> Aim: Give an exact transcription of every line, dropping the images.

──────── Input for this task ────────

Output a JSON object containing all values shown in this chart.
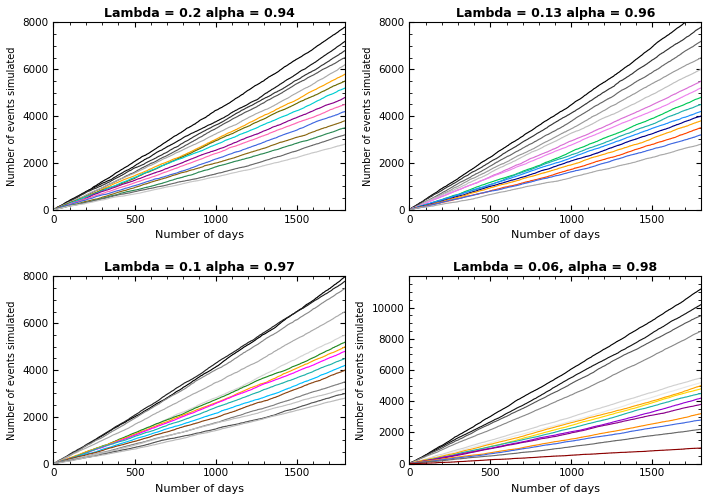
{
  "subplots": [
    {
      "title": "Lambda = 0.2 alpha = 0.94",
      "ylim": [
        0,
        8000
      ],
      "xlim": [
        0,
        1800
      ],
      "yticks": [
        0,
        2000,
        4000,
        6000,
        8000
      ],
      "xticks": [
        0,
        500,
        1000,
        1500
      ],
      "seed": 42,
      "n_lines": 15,
      "final_values": [
        7800,
        7200,
        6800,
        6500,
        6200,
        5800,
        5500,
        5200,
        4800,
        4500,
        4200,
        3800,
        3500,
        3200,
        2800
      ]
    },
    {
      "title": "Lambda = 0.13 alpha = 0.96",
      "ylim": [
        0,
        8000
      ],
      "xlim": [
        0,
        1800
      ],
      "yticks": [
        0,
        2000,
        4000,
        6000,
        8000
      ],
      "xticks": [
        0,
        500,
        1000,
        1500
      ],
      "seed": 55,
      "n_lines": 15,
      "final_values": [
        8500,
        7800,
        7200,
        6500,
        6000,
        5500,
        5200,
        4800,
        4500,
        4200,
        4000,
        3800,
        3500,
        3200,
        2800
      ]
    },
    {
      "title": "Lambda = 0.1 alpha = 0.97",
      "ylim": [
        0,
        8000
      ],
      "xlim": [
        0,
        1800
      ],
      "yticks": [
        0,
        2000,
        4000,
        6000,
        8000
      ],
      "xticks": [
        0,
        500,
        1000,
        1500
      ],
      "seed": 77,
      "n_lines": 15,
      "final_values": [
        8000,
        7800,
        7500,
        6500,
        5500,
        5200,
        5000,
        4800,
        4500,
        4200,
        4000,
        3500,
        3200,
        3000,
        2800
      ]
    },
    {
      "title": "Lambda = 0.06, alpha = 0.98",
      "ylim": [
        0,
        12000
      ],
      "xlim": [
        0,
        1800
      ],
      "yticks": [
        0,
        2000,
        4000,
        6000,
        8000,
        10000
      ],
      "xticks": [
        0,
        500,
        1000,
        1500
      ],
      "seed": 99,
      "n_lines": 15,
      "final_values": [
        11200,
        10200,
        9500,
        8500,
        5500,
        5200,
        5000,
        4800,
        4500,
        4200,
        3800,
        3200,
        2800,
        2200,
        1000
      ]
    }
  ],
  "xlabel": "Number of days",
  "ylabel": "Number of events simulated",
  "bg_color": "#ffffff",
  "color_sets": [
    [
      "#000000",
      "#111111",
      "#333333",
      "#555555",
      "#aaaaaa",
      "#ffa500",
      "#6b6b00",
      "#00ced1",
      "#8b008b",
      "#ff69b4",
      "#4169e1",
      "#8b6914",
      "#2e8b57",
      "#696969",
      "#c8c8c8"
    ],
    [
      "#000000",
      "#333333",
      "#666666",
      "#999999",
      "#c0c0c0",
      "#da70d6",
      "#ee82ee",
      "#00c957",
      "#20b2aa",
      "#1e90ff",
      "#00008b",
      "#ffa500",
      "#ff4500",
      "#4169e1",
      "#aaaaaa"
    ],
    [
      "#000000",
      "#222222",
      "#888888",
      "#aaaaaa",
      "#d3d3d3",
      "#228b22",
      "#ffa500",
      "#ff00ff",
      "#20b2aa",
      "#00bfff",
      "#8b4513",
      "#808080",
      "#c0c0c0",
      "#555555",
      "#bbbbbb"
    ],
    [
      "#000000",
      "#111111",
      "#555555",
      "#888888",
      "#d0d0d0",
      "#e8e8e8",
      "#ffa500",
      "#ffd700",
      "#20b2aa",
      "#9400d3",
      "#8b008b",
      "#ff8c00",
      "#4169e1",
      "#696969",
      "#8b0000"
    ]
  ]
}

────────

> Response to the exercise:
Output a JSON object containing all values shown in this chart.
{
  "subplots": [
    {
      "title": "Lambda = 0.2 alpha = 0.94",
      "ylim": [
        0,
        8000
      ],
      "xlim": [
        0,
        1800
      ],
      "yticks": [
        0,
        2000,
        4000,
        6000,
        8000
      ],
      "xticks": [
        0,
        500,
        1000,
        1500
      ],
      "seed": 42,
      "n_lines": 15,
      "final_values": [
        7800,
        7200,
        6800,
        6500,
        6200,
        5800,
        5500,
        5200,
        4800,
        4500,
        4200,
        3800,
        3500,
        3200,
        2800
      ]
    },
    {
      "title": "Lambda = 0.13 alpha = 0.96",
      "ylim": [
        0,
        8000
      ],
      "xlim": [
        0,
        1800
      ],
      "yticks": [
        0,
        2000,
        4000,
        6000,
        8000
      ],
      "xticks": [
        0,
        500,
        1000,
        1500
      ],
      "seed": 55,
      "n_lines": 15,
      "final_values": [
        8500,
        7800,
        7200,
        6500,
        6000,
        5500,
        5200,
        4800,
        4500,
        4200,
        4000,
        3800,
        3500,
        3200,
        2800
      ]
    },
    {
      "title": "Lambda = 0.1 alpha = 0.97",
      "ylim": [
        0,
        8000
      ],
      "xlim": [
        0,
        1800
      ],
      "yticks": [
        0,
        2000,
        4000,
        6000,
        8000
      ],
      "xticks": [
        0,
        500,
        1000,
        1500
      ],
      "seed": 77,
      "n_lines": 15,
      "final_values": [
        8000,
        7800,
        7500,
        6500,
        5500,
        5200,
        5000,
        4800,
        4500,
        4200,
        4000,
        3500,
        3200,
        3000,
        2800
      ]
    },
    {
      "title": "Lambda = 0.06, alpha = 0.98",
      "ylim": [
        0,
        12000
      ],
      "xlim": [
        0,
        1800
      ],
      "yticks": [
        0,
        2000,
        4000,
        6000,
        8000,
        10000
      ],
      "xticks": [
        0,
        500,
        1000,
        1500
      ],
      "seed": 99,
      "n_lines": 15,
      "final_values": [
        11200,
        10200,
        9500,
        8500,
        5500,
        5200,
        5000,
        4800,
        4500,
        4200,
        3800,
        3200,
        2800,
        2200,
        1000
      ]
    }
  ],
  "xlabel": "Number of days",
  "ylabel": "Number of events simulated",
  "bg_color": "#ffffff",
  "color_sets": [
    [
      "#000000",
      "#111111",
      "#333333",
      "#555555",
      "#aaaaaa",
      "#ffa500",
      "#6b6b00",
      "#00ced1",
      "#8b008b",
      "#ff69b4",
      "#4169e1",
      "#8b6914",
      "#2e8b57",
      "#696969",
      "#c8c8c8"
    ],
    [
      "#000000",
      "#333333",
      "#666666",
      "#999999",
      "#c0c0c0",
      "#da70d6",
      "#ee82ee",
      "#00c957",
      "#20b2aa",
      "#1e90ff",
      "#00008b",
      "#ffa500",
      "#ff4500",
      "#4169e1",
      "#aaaaaa"
    ],
    [
      "#000000",
      "#222222",
      "#888888",
      "#aaaaaa",
      "#d3d3d3",
      "#228b22",
      "#ffa500",
      "#ff00ff",
      "#20b2aa",
      "#00bfff",
      "#8b4513",
      "#808080",
      "#c0c0c0",
      "#555555",
      "#bbbbbb"
    ],
    [
      "#000000",
      "#111111",
      "#555555",
      "#888888",
      "#d0d0d0",
      "#e8e8e8",
      "#ffa500",
      "#ffd700",
      "#20b2aa",
      "#9400d3",
      "#8b008b",
      "#ff8c00",
      "#4169e1",
      "#696969",
      "#8b0000"
    ]
  ]
}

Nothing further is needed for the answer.